— START THE RECORDS —

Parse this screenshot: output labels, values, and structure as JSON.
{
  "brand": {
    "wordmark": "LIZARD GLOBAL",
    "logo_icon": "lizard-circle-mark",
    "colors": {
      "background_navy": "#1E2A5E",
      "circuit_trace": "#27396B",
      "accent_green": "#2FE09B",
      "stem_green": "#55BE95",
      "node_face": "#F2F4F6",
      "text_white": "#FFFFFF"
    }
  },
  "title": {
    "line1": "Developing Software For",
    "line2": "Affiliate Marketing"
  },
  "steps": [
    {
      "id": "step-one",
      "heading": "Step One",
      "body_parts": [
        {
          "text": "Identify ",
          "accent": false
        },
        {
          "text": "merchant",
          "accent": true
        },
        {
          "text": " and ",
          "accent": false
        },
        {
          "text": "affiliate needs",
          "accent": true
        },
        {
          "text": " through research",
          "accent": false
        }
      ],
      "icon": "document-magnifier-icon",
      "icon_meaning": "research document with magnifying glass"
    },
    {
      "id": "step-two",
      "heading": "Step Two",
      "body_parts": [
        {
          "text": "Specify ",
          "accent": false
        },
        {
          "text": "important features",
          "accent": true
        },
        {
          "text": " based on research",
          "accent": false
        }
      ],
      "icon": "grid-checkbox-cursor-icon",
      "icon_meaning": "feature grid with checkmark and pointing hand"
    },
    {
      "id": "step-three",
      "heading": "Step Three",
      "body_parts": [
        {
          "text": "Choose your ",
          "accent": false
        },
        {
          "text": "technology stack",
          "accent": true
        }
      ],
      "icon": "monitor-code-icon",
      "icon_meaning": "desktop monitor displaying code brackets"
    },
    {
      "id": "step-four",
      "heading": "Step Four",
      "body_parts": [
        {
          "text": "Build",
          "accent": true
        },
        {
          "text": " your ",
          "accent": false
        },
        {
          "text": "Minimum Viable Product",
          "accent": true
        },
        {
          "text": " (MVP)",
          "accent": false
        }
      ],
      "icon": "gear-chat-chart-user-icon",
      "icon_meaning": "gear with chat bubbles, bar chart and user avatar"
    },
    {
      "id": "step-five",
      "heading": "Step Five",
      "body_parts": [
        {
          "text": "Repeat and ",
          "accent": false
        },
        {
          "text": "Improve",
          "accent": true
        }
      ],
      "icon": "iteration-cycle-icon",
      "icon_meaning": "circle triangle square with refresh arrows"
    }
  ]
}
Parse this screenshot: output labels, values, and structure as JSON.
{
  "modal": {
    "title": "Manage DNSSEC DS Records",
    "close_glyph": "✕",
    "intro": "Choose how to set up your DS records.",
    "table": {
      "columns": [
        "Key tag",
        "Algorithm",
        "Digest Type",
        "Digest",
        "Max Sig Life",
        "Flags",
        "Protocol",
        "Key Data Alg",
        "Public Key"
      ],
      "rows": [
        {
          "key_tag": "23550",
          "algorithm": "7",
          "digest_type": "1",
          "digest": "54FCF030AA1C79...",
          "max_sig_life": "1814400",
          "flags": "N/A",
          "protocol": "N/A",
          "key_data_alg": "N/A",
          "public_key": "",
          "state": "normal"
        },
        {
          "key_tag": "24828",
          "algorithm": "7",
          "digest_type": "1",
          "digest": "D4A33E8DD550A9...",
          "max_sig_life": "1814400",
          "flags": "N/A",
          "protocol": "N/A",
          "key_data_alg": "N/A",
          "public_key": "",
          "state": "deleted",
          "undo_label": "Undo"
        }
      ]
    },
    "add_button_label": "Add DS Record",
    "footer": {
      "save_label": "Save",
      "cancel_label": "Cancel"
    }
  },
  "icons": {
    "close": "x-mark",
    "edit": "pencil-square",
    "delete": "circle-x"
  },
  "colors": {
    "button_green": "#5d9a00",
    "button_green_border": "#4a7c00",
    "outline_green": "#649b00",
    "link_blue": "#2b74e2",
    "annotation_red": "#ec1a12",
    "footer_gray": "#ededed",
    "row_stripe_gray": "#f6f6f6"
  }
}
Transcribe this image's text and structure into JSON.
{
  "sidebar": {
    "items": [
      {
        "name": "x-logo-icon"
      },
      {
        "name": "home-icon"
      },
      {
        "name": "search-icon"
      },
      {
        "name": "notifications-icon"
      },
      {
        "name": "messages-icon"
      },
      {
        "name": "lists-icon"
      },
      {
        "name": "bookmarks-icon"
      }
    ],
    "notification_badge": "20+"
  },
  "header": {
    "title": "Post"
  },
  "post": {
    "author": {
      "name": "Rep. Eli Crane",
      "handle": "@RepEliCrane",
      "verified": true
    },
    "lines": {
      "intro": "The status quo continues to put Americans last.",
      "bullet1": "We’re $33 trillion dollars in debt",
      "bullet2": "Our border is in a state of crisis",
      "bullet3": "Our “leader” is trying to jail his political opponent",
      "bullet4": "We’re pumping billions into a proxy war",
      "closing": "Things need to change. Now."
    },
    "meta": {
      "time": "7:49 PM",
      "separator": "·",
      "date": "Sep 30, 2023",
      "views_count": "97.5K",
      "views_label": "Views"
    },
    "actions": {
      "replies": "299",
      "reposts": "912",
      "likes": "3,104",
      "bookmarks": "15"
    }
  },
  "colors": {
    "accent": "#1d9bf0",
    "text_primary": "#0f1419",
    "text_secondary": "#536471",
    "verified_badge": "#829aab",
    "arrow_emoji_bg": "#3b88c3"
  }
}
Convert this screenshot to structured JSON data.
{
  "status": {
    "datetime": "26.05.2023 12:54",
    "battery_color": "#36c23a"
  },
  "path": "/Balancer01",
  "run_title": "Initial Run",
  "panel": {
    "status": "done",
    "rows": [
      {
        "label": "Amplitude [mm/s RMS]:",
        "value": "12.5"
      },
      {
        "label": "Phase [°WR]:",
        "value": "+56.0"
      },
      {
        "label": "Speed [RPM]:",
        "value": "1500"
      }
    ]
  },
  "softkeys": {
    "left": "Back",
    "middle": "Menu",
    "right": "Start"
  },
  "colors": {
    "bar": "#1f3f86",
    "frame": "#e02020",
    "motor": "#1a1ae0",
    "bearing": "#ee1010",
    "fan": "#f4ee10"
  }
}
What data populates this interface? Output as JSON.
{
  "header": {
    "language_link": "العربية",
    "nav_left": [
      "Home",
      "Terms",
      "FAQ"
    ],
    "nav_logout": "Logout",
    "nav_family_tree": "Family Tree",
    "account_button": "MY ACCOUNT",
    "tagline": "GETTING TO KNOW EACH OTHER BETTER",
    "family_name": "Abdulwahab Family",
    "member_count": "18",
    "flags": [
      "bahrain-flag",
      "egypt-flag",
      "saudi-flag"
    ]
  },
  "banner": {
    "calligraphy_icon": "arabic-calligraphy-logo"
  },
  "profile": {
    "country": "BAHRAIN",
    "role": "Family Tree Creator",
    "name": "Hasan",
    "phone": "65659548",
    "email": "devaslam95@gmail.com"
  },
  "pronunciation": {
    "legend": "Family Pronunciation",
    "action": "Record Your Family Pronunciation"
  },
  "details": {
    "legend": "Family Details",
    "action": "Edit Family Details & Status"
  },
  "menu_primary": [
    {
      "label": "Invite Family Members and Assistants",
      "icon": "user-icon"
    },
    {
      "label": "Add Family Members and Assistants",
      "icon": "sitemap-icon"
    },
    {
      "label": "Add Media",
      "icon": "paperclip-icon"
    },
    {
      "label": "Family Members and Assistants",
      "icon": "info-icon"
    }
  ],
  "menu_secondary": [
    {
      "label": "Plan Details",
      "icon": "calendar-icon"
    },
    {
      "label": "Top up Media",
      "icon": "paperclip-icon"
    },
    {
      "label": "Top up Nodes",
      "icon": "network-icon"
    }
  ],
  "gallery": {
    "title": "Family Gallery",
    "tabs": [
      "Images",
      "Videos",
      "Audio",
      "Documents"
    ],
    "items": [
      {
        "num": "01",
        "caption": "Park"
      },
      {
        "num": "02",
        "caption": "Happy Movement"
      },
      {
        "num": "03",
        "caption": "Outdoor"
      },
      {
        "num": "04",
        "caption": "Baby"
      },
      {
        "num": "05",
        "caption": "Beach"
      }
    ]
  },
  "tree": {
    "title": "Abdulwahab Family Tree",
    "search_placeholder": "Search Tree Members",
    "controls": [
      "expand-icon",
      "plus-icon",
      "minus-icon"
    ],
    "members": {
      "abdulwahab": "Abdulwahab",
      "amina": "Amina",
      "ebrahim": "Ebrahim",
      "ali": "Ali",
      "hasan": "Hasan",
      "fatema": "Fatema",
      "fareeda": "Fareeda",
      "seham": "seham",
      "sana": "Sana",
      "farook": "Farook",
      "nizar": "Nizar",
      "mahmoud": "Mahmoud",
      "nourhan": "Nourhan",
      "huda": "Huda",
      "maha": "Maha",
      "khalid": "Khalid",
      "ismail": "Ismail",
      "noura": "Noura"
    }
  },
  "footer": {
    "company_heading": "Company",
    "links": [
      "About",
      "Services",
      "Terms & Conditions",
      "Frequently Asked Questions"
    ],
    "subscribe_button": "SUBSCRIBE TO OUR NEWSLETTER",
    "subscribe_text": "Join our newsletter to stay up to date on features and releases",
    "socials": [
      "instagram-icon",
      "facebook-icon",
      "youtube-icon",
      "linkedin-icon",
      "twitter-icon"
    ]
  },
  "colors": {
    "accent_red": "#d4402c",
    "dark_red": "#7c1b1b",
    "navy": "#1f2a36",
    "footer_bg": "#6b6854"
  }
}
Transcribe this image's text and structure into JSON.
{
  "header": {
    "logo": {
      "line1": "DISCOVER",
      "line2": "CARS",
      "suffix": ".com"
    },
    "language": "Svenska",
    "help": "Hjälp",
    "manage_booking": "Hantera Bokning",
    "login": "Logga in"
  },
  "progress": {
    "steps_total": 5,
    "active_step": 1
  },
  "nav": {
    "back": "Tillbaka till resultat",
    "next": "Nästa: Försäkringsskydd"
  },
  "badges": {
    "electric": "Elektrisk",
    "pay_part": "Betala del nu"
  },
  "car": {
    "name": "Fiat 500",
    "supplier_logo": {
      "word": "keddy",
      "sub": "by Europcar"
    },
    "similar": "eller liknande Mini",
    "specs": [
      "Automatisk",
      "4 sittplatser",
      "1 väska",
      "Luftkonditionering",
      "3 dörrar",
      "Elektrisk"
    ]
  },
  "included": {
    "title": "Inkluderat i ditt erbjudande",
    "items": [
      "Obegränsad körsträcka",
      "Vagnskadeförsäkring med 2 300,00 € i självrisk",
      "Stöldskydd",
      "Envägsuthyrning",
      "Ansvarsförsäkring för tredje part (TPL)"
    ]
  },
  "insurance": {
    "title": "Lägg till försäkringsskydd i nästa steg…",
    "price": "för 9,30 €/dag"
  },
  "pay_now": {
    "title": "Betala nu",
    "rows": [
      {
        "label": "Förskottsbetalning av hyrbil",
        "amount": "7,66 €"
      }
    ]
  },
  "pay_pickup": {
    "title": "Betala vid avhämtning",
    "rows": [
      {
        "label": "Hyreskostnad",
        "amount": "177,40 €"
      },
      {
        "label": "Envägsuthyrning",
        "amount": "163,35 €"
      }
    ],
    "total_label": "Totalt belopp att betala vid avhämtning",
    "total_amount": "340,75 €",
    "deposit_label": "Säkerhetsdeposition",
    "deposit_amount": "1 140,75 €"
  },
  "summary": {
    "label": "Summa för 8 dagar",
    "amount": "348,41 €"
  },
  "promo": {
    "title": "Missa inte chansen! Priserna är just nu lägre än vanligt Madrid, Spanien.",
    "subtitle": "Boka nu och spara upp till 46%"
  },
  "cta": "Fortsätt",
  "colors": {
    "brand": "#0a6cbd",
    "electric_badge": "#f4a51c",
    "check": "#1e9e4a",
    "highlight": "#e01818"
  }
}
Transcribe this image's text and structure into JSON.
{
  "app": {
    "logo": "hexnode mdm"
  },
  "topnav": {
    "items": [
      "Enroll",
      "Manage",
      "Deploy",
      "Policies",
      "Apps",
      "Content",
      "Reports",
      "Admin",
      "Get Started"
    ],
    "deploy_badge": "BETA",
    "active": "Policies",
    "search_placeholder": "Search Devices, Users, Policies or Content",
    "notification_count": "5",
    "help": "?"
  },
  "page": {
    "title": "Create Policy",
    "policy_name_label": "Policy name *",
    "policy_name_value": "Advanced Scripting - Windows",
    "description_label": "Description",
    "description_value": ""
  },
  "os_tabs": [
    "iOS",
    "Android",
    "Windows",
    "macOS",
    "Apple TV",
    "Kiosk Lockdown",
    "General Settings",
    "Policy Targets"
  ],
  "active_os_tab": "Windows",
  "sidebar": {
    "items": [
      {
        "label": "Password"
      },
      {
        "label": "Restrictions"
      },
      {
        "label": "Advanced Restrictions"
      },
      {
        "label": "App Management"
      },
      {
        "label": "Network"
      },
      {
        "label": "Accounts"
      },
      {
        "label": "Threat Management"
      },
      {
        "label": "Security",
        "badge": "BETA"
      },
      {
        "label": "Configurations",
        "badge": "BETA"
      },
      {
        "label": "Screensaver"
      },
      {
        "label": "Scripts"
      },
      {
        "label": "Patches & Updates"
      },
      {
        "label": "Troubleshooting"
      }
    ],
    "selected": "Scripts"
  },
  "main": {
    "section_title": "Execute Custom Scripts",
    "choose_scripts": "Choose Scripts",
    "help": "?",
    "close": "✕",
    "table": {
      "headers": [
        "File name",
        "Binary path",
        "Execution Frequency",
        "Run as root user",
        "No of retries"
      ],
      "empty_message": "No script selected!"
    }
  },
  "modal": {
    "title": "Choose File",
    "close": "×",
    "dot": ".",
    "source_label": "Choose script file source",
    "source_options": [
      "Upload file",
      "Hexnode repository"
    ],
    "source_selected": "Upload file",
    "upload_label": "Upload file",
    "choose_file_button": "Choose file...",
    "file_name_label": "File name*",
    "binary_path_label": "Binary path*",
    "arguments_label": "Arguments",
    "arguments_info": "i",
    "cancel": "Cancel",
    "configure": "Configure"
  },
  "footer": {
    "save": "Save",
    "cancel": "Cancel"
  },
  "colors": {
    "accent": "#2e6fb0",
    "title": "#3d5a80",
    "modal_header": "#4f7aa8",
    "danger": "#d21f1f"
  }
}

— END THE RECORDS —

• _REQUIREMENT_
Copy out each line in the preceding records that contains "avhämtning".

• _THE OUTPUT_
    "title": "Betala vid avhämtning",
    "total_label": "Totalt belopp att betala vid avhämtning",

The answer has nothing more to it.